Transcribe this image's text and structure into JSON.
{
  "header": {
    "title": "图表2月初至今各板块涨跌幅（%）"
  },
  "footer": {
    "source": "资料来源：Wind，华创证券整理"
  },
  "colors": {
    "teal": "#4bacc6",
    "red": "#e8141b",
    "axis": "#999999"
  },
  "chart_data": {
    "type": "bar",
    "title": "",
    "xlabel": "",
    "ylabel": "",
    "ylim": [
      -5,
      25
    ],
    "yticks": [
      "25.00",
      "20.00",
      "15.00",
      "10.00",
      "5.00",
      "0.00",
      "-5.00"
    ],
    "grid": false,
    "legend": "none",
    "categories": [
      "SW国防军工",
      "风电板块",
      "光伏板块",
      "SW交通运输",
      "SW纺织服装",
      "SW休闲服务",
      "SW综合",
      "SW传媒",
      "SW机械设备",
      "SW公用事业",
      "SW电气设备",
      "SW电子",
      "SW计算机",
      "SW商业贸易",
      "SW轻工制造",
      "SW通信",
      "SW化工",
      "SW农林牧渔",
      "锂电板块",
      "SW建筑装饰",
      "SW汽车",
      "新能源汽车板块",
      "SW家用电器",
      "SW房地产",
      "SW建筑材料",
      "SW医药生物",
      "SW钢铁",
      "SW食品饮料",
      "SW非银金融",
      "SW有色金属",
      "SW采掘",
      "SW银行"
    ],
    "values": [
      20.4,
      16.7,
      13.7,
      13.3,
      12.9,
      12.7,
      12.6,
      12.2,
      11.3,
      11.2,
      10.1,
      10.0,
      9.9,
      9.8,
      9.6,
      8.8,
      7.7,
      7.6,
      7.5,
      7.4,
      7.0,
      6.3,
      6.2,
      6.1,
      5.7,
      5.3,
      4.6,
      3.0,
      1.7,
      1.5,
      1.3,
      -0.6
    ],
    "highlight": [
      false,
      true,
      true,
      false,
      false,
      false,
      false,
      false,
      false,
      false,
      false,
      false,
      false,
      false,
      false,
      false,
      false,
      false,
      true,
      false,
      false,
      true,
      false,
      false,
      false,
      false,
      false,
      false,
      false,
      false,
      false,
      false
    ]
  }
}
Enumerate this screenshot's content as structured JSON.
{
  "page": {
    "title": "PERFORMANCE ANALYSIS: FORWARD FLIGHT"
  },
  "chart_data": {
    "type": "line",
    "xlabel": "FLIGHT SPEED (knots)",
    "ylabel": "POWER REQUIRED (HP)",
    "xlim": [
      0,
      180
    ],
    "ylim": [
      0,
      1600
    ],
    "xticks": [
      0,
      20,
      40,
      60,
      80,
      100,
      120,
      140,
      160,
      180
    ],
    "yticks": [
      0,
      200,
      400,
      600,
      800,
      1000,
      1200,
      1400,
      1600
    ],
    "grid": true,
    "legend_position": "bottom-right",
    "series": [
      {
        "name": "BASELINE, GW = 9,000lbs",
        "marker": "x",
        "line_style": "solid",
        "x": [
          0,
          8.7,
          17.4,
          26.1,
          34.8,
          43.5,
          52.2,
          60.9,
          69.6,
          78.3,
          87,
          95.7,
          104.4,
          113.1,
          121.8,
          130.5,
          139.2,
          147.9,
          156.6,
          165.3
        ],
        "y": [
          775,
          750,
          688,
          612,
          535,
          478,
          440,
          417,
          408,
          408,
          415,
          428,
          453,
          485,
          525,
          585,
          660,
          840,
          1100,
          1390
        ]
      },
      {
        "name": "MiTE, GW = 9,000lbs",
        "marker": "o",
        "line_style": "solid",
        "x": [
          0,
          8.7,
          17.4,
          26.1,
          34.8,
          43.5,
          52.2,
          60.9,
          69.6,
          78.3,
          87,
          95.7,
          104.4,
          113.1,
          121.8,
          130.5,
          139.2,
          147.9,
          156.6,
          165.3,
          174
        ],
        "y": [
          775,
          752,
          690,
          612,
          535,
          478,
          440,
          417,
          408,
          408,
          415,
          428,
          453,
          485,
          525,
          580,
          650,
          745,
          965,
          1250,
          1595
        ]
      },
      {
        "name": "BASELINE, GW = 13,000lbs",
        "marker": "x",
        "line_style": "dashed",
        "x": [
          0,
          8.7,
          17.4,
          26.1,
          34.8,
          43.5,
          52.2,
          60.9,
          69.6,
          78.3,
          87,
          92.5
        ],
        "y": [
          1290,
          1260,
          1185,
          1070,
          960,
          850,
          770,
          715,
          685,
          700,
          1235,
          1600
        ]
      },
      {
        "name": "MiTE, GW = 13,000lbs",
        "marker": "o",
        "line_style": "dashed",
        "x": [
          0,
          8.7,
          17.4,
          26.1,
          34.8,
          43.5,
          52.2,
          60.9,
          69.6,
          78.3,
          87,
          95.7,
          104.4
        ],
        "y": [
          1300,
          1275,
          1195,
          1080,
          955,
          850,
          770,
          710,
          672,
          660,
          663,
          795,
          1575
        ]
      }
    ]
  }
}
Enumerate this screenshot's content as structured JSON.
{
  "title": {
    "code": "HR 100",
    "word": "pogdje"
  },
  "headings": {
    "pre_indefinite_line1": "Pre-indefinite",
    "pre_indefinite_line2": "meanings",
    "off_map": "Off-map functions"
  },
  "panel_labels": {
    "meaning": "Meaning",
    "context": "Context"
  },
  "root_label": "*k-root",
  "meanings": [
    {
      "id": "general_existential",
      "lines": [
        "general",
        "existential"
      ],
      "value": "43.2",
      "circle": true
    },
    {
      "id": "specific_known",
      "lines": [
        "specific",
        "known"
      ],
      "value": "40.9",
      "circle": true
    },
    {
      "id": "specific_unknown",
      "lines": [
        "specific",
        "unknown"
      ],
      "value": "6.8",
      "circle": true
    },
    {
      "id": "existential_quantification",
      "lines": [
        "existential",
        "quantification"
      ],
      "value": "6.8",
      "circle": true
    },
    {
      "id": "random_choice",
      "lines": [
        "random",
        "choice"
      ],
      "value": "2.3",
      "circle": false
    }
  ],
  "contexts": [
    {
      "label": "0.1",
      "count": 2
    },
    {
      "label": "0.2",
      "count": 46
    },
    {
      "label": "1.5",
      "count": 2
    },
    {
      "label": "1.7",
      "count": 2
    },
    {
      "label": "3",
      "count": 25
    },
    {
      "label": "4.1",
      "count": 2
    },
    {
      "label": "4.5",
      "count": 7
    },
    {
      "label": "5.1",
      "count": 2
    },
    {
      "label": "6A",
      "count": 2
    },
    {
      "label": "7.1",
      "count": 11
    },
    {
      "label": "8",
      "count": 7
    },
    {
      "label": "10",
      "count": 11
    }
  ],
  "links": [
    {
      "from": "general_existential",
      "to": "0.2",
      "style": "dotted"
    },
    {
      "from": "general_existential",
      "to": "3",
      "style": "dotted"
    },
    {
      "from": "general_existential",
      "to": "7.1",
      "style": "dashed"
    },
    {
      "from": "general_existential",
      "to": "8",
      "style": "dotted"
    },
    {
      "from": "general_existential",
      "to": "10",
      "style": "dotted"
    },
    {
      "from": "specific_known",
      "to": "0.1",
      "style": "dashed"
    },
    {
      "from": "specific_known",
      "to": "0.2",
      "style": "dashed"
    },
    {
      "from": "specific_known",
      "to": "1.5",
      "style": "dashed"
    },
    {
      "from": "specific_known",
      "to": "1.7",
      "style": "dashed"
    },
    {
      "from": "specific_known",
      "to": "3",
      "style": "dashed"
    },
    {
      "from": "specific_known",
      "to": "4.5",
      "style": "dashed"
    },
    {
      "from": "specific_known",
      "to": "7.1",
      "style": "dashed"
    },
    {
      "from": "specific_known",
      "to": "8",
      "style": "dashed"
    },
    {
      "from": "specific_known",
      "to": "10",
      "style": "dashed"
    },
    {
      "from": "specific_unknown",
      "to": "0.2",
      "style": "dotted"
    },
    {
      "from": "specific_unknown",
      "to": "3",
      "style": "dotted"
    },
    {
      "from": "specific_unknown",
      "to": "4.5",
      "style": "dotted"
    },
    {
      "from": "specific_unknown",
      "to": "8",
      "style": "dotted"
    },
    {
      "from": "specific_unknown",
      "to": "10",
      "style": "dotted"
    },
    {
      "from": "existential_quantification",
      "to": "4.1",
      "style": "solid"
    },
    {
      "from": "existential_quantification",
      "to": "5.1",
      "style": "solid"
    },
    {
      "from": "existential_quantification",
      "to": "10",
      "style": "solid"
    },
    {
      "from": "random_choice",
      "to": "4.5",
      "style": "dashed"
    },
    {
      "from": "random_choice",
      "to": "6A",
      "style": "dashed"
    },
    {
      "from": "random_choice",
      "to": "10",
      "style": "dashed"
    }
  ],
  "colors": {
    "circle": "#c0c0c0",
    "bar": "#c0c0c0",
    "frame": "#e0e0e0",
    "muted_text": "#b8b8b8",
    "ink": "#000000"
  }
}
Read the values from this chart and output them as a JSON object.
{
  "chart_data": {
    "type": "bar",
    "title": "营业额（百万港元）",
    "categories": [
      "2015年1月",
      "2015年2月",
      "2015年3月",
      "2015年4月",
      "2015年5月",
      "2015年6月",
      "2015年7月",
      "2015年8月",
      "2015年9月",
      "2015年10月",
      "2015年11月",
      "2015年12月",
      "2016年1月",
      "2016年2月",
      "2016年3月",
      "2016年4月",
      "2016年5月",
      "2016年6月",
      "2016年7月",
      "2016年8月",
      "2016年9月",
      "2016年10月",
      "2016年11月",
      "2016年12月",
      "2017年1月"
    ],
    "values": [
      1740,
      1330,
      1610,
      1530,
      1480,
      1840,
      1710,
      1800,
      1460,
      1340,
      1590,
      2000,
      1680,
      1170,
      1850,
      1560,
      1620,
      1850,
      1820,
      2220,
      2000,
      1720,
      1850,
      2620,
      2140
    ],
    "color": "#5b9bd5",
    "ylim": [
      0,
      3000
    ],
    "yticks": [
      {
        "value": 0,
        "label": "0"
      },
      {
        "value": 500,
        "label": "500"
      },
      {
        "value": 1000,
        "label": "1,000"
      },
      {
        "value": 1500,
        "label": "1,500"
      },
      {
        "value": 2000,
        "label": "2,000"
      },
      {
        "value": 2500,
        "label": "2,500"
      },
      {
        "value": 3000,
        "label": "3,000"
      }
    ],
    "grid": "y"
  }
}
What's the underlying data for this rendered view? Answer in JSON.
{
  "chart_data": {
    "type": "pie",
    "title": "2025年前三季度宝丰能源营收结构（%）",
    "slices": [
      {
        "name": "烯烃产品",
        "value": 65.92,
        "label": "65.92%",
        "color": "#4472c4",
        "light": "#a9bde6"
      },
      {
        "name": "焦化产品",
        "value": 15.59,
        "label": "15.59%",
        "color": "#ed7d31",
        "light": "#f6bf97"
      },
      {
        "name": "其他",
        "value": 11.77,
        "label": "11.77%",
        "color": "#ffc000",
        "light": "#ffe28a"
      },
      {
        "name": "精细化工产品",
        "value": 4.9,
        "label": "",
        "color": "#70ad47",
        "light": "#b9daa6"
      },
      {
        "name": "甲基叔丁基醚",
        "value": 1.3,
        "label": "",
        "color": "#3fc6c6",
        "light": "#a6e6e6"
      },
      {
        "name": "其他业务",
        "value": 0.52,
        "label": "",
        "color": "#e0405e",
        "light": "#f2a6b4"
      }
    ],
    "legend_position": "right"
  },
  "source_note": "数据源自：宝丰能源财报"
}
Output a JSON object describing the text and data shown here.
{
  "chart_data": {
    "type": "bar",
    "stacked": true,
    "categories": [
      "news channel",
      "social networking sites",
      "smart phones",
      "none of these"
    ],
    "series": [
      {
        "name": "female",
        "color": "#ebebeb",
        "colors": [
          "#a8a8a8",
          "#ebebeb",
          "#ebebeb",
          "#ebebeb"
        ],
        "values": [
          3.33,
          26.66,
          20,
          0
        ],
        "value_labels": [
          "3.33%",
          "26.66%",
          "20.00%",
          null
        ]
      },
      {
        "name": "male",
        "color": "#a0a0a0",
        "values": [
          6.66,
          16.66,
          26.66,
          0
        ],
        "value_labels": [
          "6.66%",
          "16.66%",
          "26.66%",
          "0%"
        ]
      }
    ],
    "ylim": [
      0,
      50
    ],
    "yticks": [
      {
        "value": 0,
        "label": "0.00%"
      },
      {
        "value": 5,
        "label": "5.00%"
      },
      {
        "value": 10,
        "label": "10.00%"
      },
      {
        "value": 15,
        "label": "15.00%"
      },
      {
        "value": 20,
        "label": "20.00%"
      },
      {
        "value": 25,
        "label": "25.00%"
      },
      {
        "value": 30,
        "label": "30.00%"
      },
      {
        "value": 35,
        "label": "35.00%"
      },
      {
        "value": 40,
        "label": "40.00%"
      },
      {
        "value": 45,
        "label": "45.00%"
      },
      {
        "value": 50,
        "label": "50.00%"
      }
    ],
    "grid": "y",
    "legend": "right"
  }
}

________________

#### STATED PROBLEM
Reproduce each line of the material containing the word "name".

#### CORRECT ANSWER
        "name": "BASELINE, GW = 9,000lbs",
        "name": "MiTE, GW = 9,000lbs",
        "name": "BASELINE, GW = 13,000lbs",
        "name": "MiTE, GW = 13,000lbs",
        "name": "烯烃产品",
        "name": "焦化产品",
        "name": "其他",
        "name": "精细化工产品",
        "name": "甲基叔丁基醚",
        "name": "其他业务",
        "name": "female",
        "name": "male",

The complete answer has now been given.